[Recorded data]
(begin)

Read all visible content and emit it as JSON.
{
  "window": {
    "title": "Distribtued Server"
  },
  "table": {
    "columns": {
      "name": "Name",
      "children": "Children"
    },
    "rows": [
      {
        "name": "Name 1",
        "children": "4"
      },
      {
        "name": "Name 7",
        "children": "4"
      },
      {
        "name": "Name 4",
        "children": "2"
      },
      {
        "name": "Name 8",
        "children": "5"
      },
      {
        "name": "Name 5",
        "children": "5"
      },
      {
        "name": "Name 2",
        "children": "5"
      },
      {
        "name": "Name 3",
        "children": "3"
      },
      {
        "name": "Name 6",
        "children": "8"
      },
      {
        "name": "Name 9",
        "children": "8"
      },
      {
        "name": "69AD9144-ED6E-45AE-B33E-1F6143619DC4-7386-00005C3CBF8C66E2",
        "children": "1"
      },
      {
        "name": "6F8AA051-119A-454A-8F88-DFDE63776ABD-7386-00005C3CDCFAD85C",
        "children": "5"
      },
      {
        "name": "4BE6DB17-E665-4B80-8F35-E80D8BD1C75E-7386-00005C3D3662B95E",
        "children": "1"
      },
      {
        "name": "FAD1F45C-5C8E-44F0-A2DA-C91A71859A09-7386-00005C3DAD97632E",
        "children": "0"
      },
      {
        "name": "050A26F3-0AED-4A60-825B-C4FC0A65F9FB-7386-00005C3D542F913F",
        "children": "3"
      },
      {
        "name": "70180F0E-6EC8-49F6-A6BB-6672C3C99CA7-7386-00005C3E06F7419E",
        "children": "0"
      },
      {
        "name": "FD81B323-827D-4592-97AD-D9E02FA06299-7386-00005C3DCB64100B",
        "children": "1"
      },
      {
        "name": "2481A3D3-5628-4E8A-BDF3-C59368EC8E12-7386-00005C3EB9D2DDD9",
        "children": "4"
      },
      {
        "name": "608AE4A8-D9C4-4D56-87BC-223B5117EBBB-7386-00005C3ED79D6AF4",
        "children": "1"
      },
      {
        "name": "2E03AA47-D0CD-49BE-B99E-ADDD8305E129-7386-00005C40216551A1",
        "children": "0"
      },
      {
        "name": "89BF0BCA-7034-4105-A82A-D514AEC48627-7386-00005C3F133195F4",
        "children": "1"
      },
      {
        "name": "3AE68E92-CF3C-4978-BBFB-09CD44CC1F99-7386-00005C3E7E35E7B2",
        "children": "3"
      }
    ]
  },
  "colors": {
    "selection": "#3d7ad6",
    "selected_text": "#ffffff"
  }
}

(end)

» **Exercise objective**: Each record above should be returned exactly as it appears.

» **Expected output**:
Read all visible content and emit it as JSON.
{
  "window": {
    "title": "Distribtued Server"
  },
  "table": {
    "columns": {
      "name": "Name",
      "children": "Children"
    },
    "rows": [
      {
        "name": "Name 1",
        "children": "4"
      },
      {
        "name": "Name 7",
        "children": "4"
      },
      {
        "name": "Name 4",
        "children": "2"
      },
      {
        "name": "Name 8",
        "children": "5"
      },
      {
        "name": "Name 5",
        "children": "5"
      },
      {
        "name": "Name 2",
        "children": "5"
      },
      {
        "name": "Name 3",
        "children": "3"
      },
      {
        "name": "Name 6",
        "children": "8"
      },
      {
        "name": "Name 9",
        "children": "8"
      },
      {
        "name": "69AD9144-ED6E-45AE-B33E-1F6143619DC4-7386-00005C3CBF8C66E2",
        "children": "1"
      },
      {
        "name": "6F8AA051-119A-454A-8F88-DFDE63776ABD-7386-00005C3CDCFAD85C",
        "children": "5"
      },
      {
        "name": "4BE6DB17-E665-4B80-8F35-E80D8BD1C75E-7386-00005C3D3662B95E",
        "children": "1"
      },
      {
        "name": "FAD1F45C-5C8E-44F0-A2DA-C91A71859A09-7386-00005C3DAD97632E",
        "children": "0"
      },
      {
        "name": "050A26F3-0AED-4A60-825B-C4FC0A65F9FB-7386-00005C3D542F913F",
        "children": "3"
      },
      {
        "name": "70180F0E-6EC8-49F6-A6BB-6672C3C99CA7-7386-00005C3E06F7419E",
        "children": "0"
      },
      {
        "name": "FD81B323-827D-4592-97AD-D9E02FA06299-7386-00005C3DCB64100B",
        "children": "1"
      },
      {
        "name": "2481A3D3-5628-4E8A-BDF3-C59368EC8E12-7386-00005C3EB9D2DDD9",
        "children": "4"
      },
      {
        "name": "608AE4A8-D9C4-4D56-87BC-223B5117EBBB-7386-00005C3ED79D6AF4",
        "children": "1"
      },
      {
        "name": "2E03AA47-D0CD-49BE-B99E-ADDD8305E129-7386-00005C40216551A1",
        "children": "0"
      },
      {
        "name": "89BF0BCA-7034-4105-A82A-D514AEC48627-7386-00005C3F133195F4",
        "children": "1"
      },
      {
        "name": "3AE68E92-CF3C-4978-BBFB-09CD44CC1F99-7386-00005C3E7E35E7B2",
        "children": "3"
      }
    ]
  },
  "colors": {
    "selection": "#3d7ad6",
    "selected_text": "#ffffff"
  }
}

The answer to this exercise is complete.